TASK BRIEF → Repeat every record below exactly as written.

Rows from a dataset
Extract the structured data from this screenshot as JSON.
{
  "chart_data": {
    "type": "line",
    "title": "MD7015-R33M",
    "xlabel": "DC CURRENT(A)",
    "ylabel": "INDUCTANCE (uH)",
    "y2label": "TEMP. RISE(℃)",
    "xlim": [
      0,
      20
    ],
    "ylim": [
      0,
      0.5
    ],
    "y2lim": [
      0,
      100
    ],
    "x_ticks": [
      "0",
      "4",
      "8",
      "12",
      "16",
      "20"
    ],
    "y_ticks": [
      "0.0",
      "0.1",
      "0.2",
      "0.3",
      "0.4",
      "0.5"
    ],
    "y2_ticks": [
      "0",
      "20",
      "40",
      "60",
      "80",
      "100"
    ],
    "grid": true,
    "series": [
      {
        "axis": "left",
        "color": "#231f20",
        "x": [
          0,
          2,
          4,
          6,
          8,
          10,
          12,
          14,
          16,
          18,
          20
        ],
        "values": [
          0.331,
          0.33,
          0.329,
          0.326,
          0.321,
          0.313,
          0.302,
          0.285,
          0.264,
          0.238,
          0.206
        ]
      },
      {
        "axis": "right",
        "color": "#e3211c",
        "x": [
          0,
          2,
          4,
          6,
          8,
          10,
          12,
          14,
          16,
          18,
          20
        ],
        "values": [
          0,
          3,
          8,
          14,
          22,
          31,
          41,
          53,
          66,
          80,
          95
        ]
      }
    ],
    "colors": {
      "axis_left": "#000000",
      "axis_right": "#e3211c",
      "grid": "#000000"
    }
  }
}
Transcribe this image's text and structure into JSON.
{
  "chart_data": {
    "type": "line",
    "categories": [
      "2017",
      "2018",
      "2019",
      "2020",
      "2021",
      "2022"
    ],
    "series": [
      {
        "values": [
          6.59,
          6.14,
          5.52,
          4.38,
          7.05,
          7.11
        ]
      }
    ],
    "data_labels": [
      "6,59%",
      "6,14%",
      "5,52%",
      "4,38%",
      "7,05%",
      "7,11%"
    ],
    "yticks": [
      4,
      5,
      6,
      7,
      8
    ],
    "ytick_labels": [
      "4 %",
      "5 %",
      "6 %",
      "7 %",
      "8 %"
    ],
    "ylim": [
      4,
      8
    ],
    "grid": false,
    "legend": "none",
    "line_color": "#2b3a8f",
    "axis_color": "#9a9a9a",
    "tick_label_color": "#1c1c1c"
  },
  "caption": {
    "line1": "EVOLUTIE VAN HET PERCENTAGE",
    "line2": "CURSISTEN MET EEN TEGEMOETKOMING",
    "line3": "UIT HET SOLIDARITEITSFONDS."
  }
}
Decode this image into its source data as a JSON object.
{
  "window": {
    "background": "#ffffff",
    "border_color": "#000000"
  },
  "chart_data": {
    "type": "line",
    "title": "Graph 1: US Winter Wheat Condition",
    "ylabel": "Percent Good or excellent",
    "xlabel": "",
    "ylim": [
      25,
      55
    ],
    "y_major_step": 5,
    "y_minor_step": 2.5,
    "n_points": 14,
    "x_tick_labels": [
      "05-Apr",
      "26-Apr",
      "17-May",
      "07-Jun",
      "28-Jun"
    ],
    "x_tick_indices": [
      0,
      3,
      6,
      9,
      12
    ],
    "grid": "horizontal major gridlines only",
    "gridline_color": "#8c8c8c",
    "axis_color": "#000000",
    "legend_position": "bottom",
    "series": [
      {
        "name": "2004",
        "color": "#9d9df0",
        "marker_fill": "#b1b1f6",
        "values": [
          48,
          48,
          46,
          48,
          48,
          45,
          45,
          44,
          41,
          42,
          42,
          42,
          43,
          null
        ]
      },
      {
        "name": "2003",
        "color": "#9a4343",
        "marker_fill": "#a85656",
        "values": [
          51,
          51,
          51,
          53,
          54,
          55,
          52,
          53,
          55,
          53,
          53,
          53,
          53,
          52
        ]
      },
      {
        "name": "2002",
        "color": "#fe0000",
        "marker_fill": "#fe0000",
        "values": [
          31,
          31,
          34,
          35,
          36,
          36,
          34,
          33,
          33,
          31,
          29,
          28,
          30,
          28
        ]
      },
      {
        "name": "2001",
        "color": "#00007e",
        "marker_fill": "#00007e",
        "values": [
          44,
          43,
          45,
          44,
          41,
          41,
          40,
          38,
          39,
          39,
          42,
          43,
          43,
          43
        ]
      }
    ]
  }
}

ANSWER BELOW →
Extract the structured data from this screenshot as JSON.
{
  "chart_data": {
    "type": "line",
    "title": "MD7015-R33M",
    "xlabel": "DC CURRENT(A)",
    "ylabel": "INDUCTANCE (uH)",
    "y2label": "TEMP. RISE(℃)",
    "xlim": [
      0,
      20
    ],
    "ylim": [
      0,
      0.5
    ],
    "y2lim": [
      0,
      100
    ],
    "x_ticks": [
      "0",
      "4",
      "8",
      "12",
      "16",
      "20"
    ],
    "y_ticks": [
      "0.0",
      "0.1",
      "0.2",
      "0.3",
      "0.4",
      "0.5"
    ],
    "y2_ticks": [
      "0",
      "20",
      "40",
      "60",
      "80",
      "100"
    ],
    "grid": true,
    "series": [
      {
        "axis": "left",
        "color": "#231f20",
        "x": [
          0,
          2,
          4,
          6,
          8,
          10,
          12,
          14,
          16,
          18,
          20
        ],
        "values": [
          0.331,
          0.33,
          0.329,
          0.326,
          0.321,
          0.313,
          0.302,
          0.285,
          0.264,
          0.238,
          0.206
        ]
      },
      {
        "axis": "right",
        "color": "#e3211c",
        "x": [
          0,
          2,
          4,
          6,
          8,
          10,
          12,
          14,
          16,
          18,
          20
        ],
        "values": [
          0,
          3,
          8,
          14,
          22,
          31,
          41,
          53,
          66,
          80,
          95
        ]
      }
    ],
    "colors": {
      "axis_left": "#000000",
      "axis_right": "#e3211c",
      "grid": "#000000"
    }
  }
}
Transcribe this image's text and structure into JSON.
{
  "chart_data": {
    "type": "line",
    "categories": [
      "2017",
      "2018",
      "2019",
      "2020",
      "2021",
      "2022"
    ],
    "series": [
      {
        "values": [
          6.59,
          6.14,
          5.52,
          4.38,
          7.05,
          7.11
        ]
      }
    ],
    "data_labels": [
      "6,59%",
      "6,14%",
      "5,52%",
      "4,38%",
      "7,05%",
      "7,11%"
    ],
    "yticks": [
      4,
      5,
      6,
      7,
      8
    ],
    "ytick_labels": [
      "4 %",
      "5 %",
      "6 %",
      "7 %",
      "8 %"
    ],
    "ylim": [
      4,
      8
    ],
    "grid": false,
    "legend": "none",
    "line_color": "#2b3a8f",
    "axis_color": "#9a9a9a",
    "tick_label_color": "#1c1c1c"
  },
  "caption": {
    "line1": "EVOLUTIE VAN HET PERCENTAGE",
    "line2": "CURSISTEN MET EEN TEGEMOETKOMING",
    "line3": "UIT HET SOLIDARITEITSFONDS."
  }
}
Decode this image into its source data as a JSON object.
{
  "window": {
    "background": "#ffffff",
    "border_color": "#000000"
  },
  "chart_data": {
    "type": "line",
    "title": "Graph 1: US Winter Wheat Condition",
    "ylabel": "Percent Good or excellent",
    "xlabel": "",
    "ylim": [
      25,
      55
    ],
    "y_major_step": 5,
    "y_minor_step": 2.5,
    "n_points": 14,
    "x_tick_labels": [
      "05-Apr",
      "26-Apr",
      "17-May",
      "07-Jun",
      "28-Jun"
    ],
    "x_tick_indices": [
      0,
      3,
      6,
      9,
      12
    ],
    "grid": "horizontal major gridlines only",
    "gridline_color": "#8c8c8c",
    "axis_color": "#000000",
    "legend_position": "bottom",
    "series": [
      {
        "name": "2004",
        "color": "#9d9df0",
        "marker_fill": "#b1b1f6",
        "values": [
          48,
          48,
          46,
          48,
          48,
          45,
          45,
          44,
          41,
          42,
          42,
          42,
          43,
          null
        ]
      },
      {
        "name": "2003",
        "color": "#9a4343",
        "marker_fill": "#a85656",
        "values": [
          51,
          51,
          51,
          53,
          54,
          55,
          52,
          53,
          55,
          53,
          53,
          53,
          53,
          52
        ]
      },
      {
        "name": "2002",
        "color": "#fe0000",
        "marker_fill": "#fe0000",
        "values": [
          31,
          31,
          34,
          35,
          36,
          36,
          34,
          33,
          33,
          31,
          29,
          28,
          30,
          28
        ]
      },
      {
        "name": "2001",
        "color": "#00007e",
        "marker_fill": "#00007e",
        "values": [
          44,
          43,
          45,
          44,
          41,
          41,
          40,
          38,
          39,
          39,
          42,
          43,
          43,
          43
        ]
      }
    ]
  }
}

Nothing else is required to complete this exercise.